Records from a data collection:
※ ※ ※

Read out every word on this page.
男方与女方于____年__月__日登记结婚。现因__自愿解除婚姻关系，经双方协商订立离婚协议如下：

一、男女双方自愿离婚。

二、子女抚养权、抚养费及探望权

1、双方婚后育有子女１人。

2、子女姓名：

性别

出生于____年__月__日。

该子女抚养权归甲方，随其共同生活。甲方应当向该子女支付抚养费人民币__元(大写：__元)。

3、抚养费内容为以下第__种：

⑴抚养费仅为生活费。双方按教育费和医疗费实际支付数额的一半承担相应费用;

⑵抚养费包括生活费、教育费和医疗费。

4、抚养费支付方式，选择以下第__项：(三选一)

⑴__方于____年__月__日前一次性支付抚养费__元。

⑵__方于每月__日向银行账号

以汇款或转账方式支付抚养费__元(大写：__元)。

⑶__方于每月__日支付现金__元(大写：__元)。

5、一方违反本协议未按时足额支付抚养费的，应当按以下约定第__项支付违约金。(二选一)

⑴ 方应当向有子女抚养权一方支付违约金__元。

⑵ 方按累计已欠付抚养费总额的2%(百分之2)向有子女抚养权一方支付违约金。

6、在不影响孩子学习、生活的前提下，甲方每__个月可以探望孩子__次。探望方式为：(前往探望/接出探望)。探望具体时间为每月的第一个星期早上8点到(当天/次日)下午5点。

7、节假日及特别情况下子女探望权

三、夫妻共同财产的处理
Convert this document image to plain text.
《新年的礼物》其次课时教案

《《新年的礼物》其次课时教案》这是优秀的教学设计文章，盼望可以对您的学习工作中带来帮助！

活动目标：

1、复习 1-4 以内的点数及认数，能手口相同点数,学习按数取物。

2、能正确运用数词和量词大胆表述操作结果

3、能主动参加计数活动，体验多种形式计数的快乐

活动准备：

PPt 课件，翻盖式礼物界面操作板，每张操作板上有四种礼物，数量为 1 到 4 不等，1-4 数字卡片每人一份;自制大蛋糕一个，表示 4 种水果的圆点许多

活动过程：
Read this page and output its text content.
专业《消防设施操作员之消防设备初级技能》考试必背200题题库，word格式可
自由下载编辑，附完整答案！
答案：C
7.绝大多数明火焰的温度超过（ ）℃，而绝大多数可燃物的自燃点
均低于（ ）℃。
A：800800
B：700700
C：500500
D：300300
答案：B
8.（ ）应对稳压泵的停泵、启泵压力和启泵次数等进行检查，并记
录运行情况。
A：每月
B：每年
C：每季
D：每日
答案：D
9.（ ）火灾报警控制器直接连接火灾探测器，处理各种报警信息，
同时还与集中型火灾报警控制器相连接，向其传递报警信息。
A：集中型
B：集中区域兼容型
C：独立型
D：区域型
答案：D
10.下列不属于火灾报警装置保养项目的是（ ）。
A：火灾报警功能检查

※ ※ ※

SET PROBLEM:
Copy out all of the data exactly, leaving nothing out.

FULL RESPONSE:
Read out every word on this page.
男方与女方于____年__月__日登记结婚。现因__自愿解除婚姻关系，经双方协商订立离婚协议如下：

一、男女双方自愿离婚。

二、子女抚养权、抚养费及探望权

1、双方婚后育有子女１人。

2、子女姓名：

性别

出生于____年__月__日。

该子女抚养权归甲方，随其共同生活。甲方应当向该子女支付抚养费人民币__元(大写：__元)。

3、抚养费内容为以下第__种：

⑴抚养费仅为生活费。双方按教育费和医疗费实际支付数额的一半承担相应费用;

⑵抚养费包括生活费、教育费和医疗费。

4、抚养费支付方式，选择以下第__项：(三选一)

⑴__方于____年__月__日前一次性支付抚养费__元。

⑵__方于每月__日向银行账号

以汇款或转账方式支付抚养费__元(大写：__元)。

⑶__方于每月__日支付现金__元(大写：__元)。

5、一方违反本协议未按时足额支付抚养费的，应当按以下约定第__项支付违约金。(二选一)

⑴ 方应当向有子女抚养权一方支付违约金__元。

⑵ 方按累计已欠付抚养费总额的2%(百分之2)向有子女抚养权一方支付违约金。

6、在不影响孩子学习、生活的前提下，甲方每__个月可以探望孩子__次。探望方式为：(前往探望/接出探望)。探望具体时间为每月的第一个星期早上8点到(当天/次日)下午5点。

7、节假日及特别情况下子女探望权

三、夫妻共同财产的处理
Convert this document image to plain text.
《新年的礼物》其次课时教案

《《新年的礼物》其次课时教案》这是优秀的教学设计文章，盼望可以对您的学习工作中带来帮助！

活动目标：

1、复习 1-4 以内的点数及认数，能手口相同点数,学习按数取物。

2、能正确运用数词和量词大胆表述操作结果

3、能主动参加计数活动，体验多种形式计数的快乐

活动准备：

PPt 课件，翻盖式礼物界面操作板，每张操作板上有四种礼物，数量为 1 到 4 不等，1-4 数字卡片每人一份;自制大蛋糕一个，表示 4 种水果的圆点许多

活动过程：
Read this page and output its text content.
专业《消防设施操作员之消防设备初级技能》考试必背200题题库，word格式可
自由下载编辑，附完整答案！
答案：C
7.绝大多数明火焰的温度超过（ ）℃，而绝大多数可燃物的自燃点
均低于（ ）℃。
A：800800
B：700700
C：500500
D：300300
答案：B
8.（ ）应对稳压泵的停泵、启泵压力和启泵次数等进行检查，并记
录运行情况。
A：每月
B：每年
C：每季
D：每日
答案：D
9.（ ）火灾报警控制器直接连接火灾探测器，处理各种报警信息，
同时还与集中型火灾报警控制器相连接，向其传递报警信息。
A：集中型
B：集中区域兼容型
C：独立型
D：区域型
答案：D
10.下列不属于火灾报警装置保养项目的是（ ）。
A：火灾报警功能检查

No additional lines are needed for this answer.